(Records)
....................

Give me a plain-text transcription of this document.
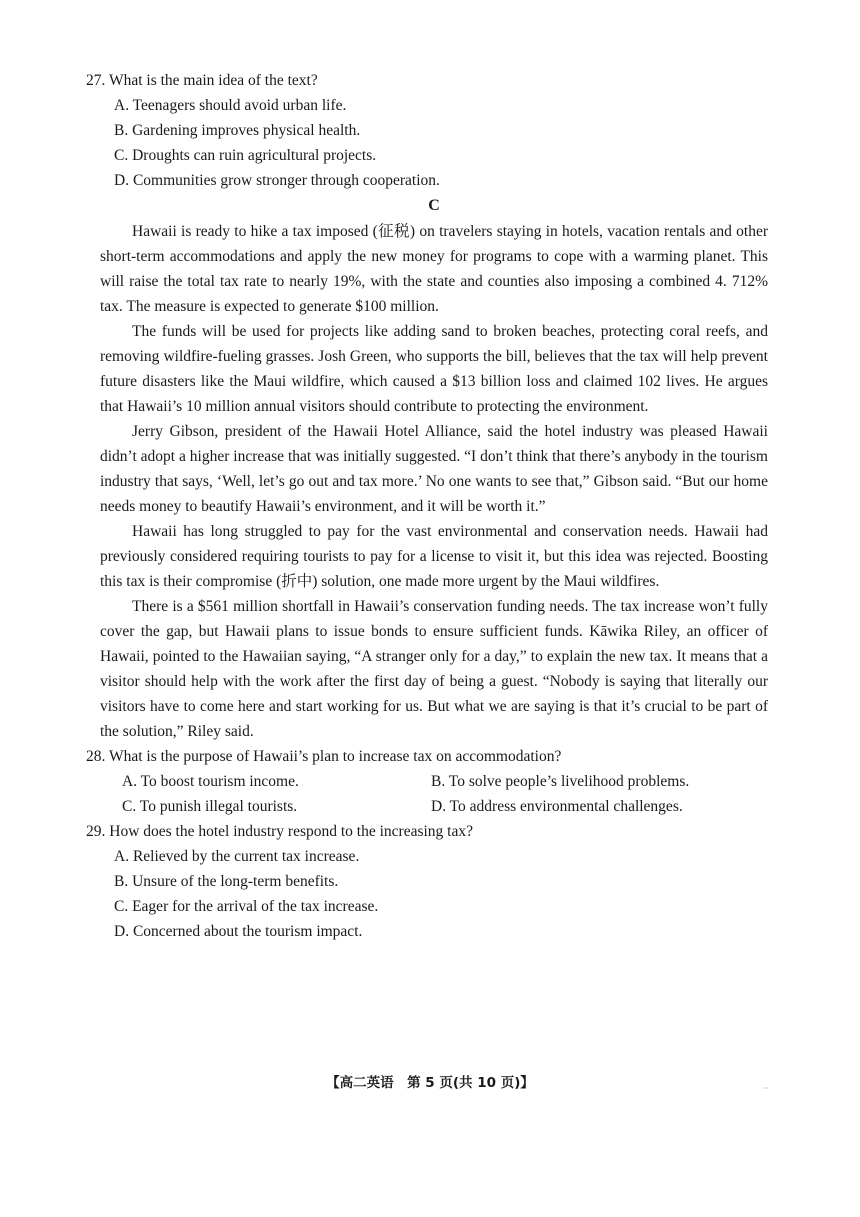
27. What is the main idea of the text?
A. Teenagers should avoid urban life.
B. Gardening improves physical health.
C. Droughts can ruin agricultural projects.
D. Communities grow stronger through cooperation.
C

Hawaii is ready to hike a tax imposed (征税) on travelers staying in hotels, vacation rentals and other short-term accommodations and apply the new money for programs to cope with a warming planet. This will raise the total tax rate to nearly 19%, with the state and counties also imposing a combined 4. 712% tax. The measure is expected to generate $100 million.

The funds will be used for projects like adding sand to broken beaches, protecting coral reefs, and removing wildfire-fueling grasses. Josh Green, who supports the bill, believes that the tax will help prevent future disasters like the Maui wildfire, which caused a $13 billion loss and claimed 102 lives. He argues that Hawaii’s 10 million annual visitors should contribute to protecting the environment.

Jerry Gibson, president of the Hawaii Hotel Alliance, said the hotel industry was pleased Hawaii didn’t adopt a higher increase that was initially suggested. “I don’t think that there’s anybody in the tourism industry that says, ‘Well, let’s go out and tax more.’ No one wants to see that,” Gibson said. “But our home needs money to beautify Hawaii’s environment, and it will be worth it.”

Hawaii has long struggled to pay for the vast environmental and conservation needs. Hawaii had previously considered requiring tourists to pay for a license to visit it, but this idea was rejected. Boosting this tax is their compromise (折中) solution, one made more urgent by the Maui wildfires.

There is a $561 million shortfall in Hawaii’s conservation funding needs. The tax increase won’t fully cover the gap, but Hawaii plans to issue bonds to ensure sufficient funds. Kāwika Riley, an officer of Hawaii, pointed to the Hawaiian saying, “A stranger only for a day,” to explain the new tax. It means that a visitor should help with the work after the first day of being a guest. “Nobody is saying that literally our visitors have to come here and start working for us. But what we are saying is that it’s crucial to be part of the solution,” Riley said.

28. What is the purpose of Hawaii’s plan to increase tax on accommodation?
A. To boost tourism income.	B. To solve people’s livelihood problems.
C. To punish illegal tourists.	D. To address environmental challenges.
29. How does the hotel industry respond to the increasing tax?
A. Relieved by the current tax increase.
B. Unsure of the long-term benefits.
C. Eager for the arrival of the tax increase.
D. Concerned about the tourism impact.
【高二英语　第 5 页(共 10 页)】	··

....................

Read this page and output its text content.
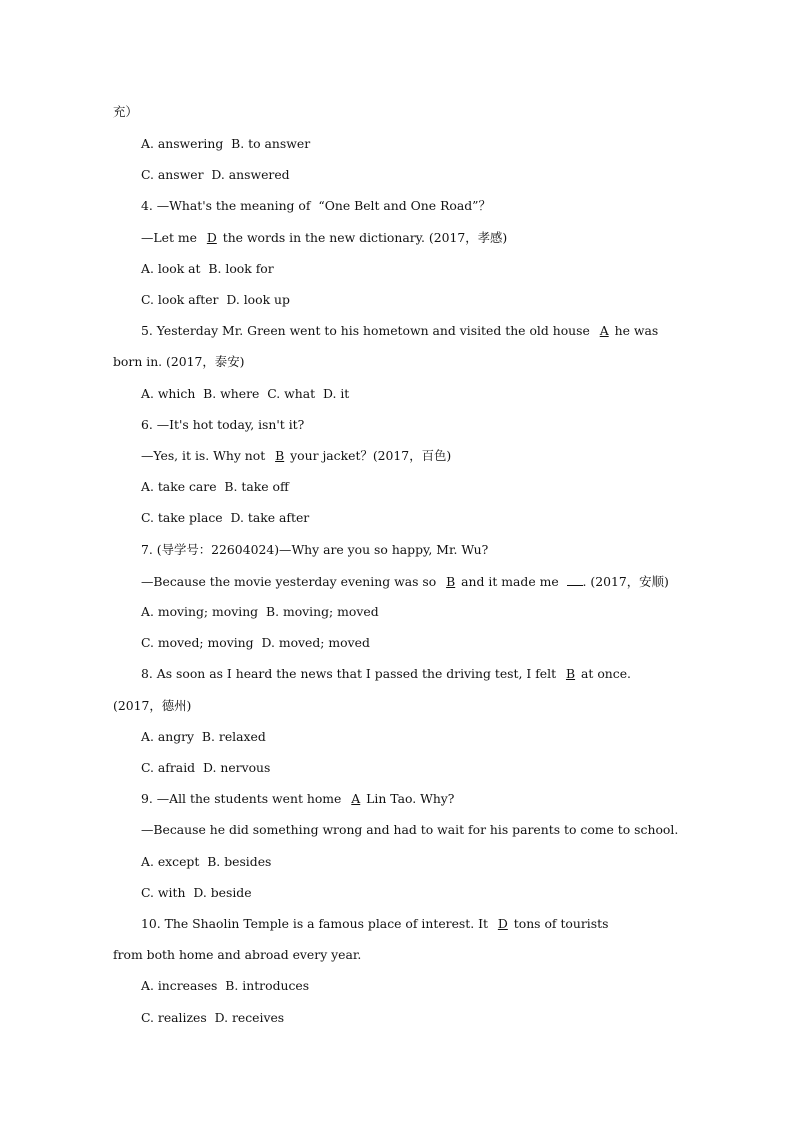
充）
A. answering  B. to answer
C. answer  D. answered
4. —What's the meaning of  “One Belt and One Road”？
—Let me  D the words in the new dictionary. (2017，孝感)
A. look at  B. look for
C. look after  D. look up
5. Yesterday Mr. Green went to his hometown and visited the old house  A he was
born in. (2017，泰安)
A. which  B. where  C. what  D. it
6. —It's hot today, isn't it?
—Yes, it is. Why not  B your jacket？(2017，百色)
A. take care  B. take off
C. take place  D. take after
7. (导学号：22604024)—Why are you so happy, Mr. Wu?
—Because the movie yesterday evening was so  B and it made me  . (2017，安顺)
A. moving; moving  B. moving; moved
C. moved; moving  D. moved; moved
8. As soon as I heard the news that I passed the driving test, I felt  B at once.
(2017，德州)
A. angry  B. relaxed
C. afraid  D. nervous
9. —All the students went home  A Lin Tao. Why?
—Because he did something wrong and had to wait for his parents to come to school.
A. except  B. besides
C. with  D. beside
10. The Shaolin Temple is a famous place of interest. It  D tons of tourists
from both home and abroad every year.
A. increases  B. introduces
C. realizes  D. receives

....................

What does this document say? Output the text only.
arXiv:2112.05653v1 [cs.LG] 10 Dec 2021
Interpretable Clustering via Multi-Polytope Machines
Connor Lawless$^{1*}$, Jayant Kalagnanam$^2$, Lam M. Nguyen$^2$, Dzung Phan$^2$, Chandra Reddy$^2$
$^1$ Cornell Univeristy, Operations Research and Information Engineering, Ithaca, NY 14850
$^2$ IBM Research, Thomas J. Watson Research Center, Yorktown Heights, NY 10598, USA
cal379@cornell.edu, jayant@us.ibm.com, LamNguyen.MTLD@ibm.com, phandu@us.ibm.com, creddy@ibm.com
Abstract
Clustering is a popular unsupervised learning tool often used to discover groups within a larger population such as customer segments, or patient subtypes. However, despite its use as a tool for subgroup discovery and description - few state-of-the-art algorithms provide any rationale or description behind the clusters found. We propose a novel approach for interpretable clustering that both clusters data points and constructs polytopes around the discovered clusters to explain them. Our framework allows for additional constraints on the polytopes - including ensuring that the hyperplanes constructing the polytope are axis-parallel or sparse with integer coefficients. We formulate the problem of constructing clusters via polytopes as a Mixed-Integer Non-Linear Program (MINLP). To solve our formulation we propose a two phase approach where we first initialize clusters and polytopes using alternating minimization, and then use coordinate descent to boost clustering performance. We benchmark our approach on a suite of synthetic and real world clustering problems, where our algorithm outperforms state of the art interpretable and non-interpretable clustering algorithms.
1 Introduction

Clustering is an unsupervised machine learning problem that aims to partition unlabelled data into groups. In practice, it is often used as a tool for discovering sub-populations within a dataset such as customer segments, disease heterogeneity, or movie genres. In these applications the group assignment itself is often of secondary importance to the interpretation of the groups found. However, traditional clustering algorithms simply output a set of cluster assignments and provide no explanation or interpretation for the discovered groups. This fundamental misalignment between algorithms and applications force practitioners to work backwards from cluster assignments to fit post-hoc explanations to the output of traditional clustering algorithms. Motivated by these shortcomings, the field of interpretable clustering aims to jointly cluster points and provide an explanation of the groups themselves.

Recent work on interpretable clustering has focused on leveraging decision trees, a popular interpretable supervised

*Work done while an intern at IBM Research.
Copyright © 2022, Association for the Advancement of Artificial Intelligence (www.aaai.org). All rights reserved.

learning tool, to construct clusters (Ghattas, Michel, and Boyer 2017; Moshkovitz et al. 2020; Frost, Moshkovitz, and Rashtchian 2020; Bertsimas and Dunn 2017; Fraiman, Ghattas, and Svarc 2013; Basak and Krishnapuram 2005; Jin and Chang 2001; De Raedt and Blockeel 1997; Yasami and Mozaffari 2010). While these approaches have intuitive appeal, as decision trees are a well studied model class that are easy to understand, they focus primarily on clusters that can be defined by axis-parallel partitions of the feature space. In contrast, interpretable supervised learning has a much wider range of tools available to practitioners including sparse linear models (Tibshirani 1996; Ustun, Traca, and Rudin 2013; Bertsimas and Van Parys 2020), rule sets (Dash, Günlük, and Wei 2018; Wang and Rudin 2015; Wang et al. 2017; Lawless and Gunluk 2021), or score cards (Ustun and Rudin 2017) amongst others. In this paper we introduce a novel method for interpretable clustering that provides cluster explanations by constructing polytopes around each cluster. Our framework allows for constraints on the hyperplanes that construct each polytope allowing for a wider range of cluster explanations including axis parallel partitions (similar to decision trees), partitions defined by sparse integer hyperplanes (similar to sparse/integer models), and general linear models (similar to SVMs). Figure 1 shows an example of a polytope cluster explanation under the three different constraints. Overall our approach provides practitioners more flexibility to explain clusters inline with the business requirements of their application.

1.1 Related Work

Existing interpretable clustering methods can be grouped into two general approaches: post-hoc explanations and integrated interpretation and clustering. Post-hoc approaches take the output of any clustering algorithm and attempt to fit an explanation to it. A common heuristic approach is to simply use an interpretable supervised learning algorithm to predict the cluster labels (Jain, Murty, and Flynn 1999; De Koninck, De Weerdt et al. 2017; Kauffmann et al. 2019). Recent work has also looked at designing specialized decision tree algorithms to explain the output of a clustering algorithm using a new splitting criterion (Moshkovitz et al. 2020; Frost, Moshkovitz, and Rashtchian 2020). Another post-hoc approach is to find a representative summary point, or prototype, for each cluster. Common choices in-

....................

### Exercise prompt
Each line in the listing above that contains "document" should be copied.

### Solved problem
Give me a plain-text transcription of this document.
What does this document say? Output the text only.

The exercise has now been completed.